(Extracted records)
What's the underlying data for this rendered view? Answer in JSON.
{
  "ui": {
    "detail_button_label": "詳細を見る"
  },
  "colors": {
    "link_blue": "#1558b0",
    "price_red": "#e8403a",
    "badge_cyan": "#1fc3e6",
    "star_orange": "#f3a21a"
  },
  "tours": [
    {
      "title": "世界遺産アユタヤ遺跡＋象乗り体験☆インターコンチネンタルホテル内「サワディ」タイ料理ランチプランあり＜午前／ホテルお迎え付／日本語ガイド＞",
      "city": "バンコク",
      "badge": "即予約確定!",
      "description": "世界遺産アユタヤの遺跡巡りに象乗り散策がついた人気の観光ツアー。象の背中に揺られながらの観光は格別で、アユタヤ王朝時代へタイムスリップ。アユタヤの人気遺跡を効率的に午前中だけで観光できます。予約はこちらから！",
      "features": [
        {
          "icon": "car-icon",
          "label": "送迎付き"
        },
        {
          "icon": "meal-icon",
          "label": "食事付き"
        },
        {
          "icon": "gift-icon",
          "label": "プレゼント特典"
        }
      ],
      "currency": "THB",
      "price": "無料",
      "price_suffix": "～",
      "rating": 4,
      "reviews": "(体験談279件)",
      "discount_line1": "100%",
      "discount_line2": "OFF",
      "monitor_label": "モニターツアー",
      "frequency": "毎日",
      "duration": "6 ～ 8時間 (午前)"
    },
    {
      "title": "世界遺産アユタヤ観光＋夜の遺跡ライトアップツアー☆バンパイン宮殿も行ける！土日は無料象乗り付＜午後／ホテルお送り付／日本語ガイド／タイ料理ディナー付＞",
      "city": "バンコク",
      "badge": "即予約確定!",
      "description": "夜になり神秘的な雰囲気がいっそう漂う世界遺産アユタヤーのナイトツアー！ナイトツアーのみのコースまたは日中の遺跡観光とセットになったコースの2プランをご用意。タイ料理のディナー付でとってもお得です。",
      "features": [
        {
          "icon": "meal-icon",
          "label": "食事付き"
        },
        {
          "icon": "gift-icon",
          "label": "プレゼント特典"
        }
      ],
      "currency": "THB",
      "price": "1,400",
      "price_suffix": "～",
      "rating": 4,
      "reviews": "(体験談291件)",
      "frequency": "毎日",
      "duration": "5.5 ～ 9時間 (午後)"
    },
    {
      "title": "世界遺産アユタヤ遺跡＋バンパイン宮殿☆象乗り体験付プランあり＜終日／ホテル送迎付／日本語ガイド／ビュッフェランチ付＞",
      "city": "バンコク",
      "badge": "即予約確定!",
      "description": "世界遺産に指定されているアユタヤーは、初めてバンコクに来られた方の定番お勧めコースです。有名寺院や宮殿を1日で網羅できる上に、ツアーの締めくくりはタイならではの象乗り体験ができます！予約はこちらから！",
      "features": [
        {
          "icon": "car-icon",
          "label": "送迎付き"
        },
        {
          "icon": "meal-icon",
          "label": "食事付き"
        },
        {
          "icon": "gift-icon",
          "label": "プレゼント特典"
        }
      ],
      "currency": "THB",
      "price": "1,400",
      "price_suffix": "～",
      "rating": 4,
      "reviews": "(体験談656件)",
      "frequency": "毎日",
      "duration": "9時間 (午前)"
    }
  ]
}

▶ [Exercise requirements] Print every entry exactly as written.

▶ [Final answer]
What's the underlying data for this rendered view? Answer in JSON.
{
  "ui": {
    "detail_button_label": "詳細を見る"
  },
  "colors": {
    "link_blue": "#1558b0",
    "price_red": "#e8403a",
    "badge_cyan": "#1fc3e6",
    "star_orange": "#f3a21a"
  },
  "tours": [
    {
      "title": "世界遺産アユタヤ遺跡＋象乗り体験☆インターコンチネンタルホテル内「サワディ」タイ料理ランチプランあり＜午前／ホテルお迎え付／日本語ガイド＞",
      "city": "バンコク",
      "badge": "即予約確定!",
      "description": "世界遺産アユタヤの遺跡巡りに象乗り散策がついた人気の観光ツアー。象の背中に揺られながらの観光は格別で、アユタヤ王朝時代へタイムスリップ。アユタヤの人気遺跡を効率的に午前中だけで観光できます。予約はこちらから！",
      "features": [
        {
          "icon": "car-icon",
          "label": "送迎付き"
        },
        {
          "icon": "meal-icon",
          "label": "食事付き"
        },
        {
          "icon": "gift-icon",
          "label": "プレゼント特典"
        }
      ],
      "currency": "THB",
      "price": "無料",
      "price_suffix": "～",
      "rating": 4,
      "reviews": "(体験談279件)",
      "discount_line1": "100%",
      "discount_line2": "OFF",
      "monitor_label": "モニターツアー",
      "frequency": "毎日",
      "duration": "6 ～ 8時間 (午前)"
    },
    {
      "title": "世界遺産アユタヤ観光＋夜の遺跡ライトアップツアー☆バンパイン宮殿も行ける！土日は無料象乗り付＜午後／ホテルお送り付／日本語ガイド／タイ料理ディナー付＞",
      "city": "バンコク",
      "badge": "即予約確定!",
      "description": "夜になり神秘的な雰囲気がいっそう漂う世界遺産アユタヤーのナイトツアー！ナイトツアーのみのコースまたは日中の遺跡観光とセットになったコースの2プランをご用意。タイ料理のディナー付でとってもお得です。",
      "features": [
        {
          "icon": "meal-icon",
          "label": "食事付き"
        },
        {
          "icon": "gift-icon",
          "label": "プレゼント特典"
        }
      ],
      "currency": "THB",
      "price": "1,400",
      "price_suffix": "～",
      "rating": 4,
      "reviews": "(体験談291件)",
      "frequency": "毎日",
      "duration": "5.5 ～ 9時間 (午後)"
    },
    {
      "title": "世界遺産アユタヤ遺跡＋バンパイン宮殿☆象乗り体験付プランあり＜終日／ホテル送迎付／日本語ガイド／ビュッフェランチ付＞",
      "city": "バンコク",
      "badge": "即予約確定!",
      "description": "世界遺産に指定されているアユタヤーは、初めてバンコクに来られた方の定番お勧めコースです。有名寺院や宮殿を1日で網羅できる上に、ツアーの締めくくりはタイならではの象乗り体験ができます！予約はこちらから！",
      "features": [
        {
          "icon": "car-icon",
          "label": "送迎付き"
        },
        {
          "icon": "meal-icon",
          "label": "食事付き"
        },
        {
          "icon": "gift-icon",
          "label": "プレゼント特典"
        }
      ],
      "currency": "THB",
      "price": "1,400",
      "price_suffix": "～",
      "rating": 4,
      "reviews": "(体験談656件)",
      "frequency": "毎日",
      "duration": "9時間 (午前)"
    }
  ]
}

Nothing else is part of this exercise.